Exercise prompt >> Your task is to output the data exactly as it stands.

Records supplied >>
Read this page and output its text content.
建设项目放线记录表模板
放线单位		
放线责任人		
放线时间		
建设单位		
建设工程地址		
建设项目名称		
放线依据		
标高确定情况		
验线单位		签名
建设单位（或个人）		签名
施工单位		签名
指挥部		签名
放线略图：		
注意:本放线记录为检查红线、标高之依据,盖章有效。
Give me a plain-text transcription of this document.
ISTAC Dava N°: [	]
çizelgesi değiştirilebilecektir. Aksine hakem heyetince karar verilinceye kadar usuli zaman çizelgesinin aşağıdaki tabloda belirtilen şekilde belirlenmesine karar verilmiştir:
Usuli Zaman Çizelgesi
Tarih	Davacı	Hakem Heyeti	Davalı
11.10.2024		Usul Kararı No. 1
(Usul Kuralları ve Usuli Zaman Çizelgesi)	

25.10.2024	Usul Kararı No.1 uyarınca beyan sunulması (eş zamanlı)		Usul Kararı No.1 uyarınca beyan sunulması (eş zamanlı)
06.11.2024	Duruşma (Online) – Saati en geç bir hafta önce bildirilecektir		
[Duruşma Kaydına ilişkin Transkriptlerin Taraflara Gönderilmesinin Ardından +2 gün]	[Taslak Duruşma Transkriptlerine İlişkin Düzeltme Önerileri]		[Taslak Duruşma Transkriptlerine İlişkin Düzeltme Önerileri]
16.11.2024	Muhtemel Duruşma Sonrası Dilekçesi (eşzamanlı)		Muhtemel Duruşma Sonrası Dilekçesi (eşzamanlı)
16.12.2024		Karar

Expected answer >>
Read this page and output its text content.
建设项目放线记录表模板
放线单位		
放线责任人		
放线时间		
建设单位		
建设工程地址		
建设项目名称		
放线依据		
标高确定情况		
验线单位		签名
建设单位（或个人）		签名
施工单位		签名
指挥部		签名
放线略图：		
注意:本放线记录为检查红线、标高之依据,盖章有效。
Give me a plain-text transcription of this document.
ISTAC Dava N°: [	]
çizelgesi değiştirilebilecektir. Aksine hakem heyetince karar verilinceye kadar usuli zaman çizelgesinin aşağıdaki tabloda belirtilen şekilde belirlenmesine karar verilmiştir:
Usuli Zaman Çizelgesi
Tarih	Davacı	Hakem Heyeti	Davalı
11.10.2024		Usul Kararı No. 1
(Usul Kuralları ve Usuli Zaman Çizelgesi)	

25.10.2024	Usul Kararı No.1 uyarınca beyan sunulması (eş zamanlı)		Usul Kararı No.1 uyarınca beyan sunulması (eş zamanlı)
06.11.2024	Duruşma (Online) – Saati en geç bir hafta önce bildirilecektir		
[Duruşma Kaydına ilişkin Transkriptlerin Taraflara Gönderilmesinin Ardından +2 gün]	[Taslak Duruşma Transkriptlerine İlişkin Düzeltme Önerileri]		[Taslak Duruşma Transkriptlerine İlişkin Düzeltme Önerileri]
16.11.2024	Muhtemel Duruşma Sonrası Dilekçesi (eşzamanlı)		Muhtemel Duruşma Sonrası Dilekçesi (eşzamanlı)
16.12.2024		Karar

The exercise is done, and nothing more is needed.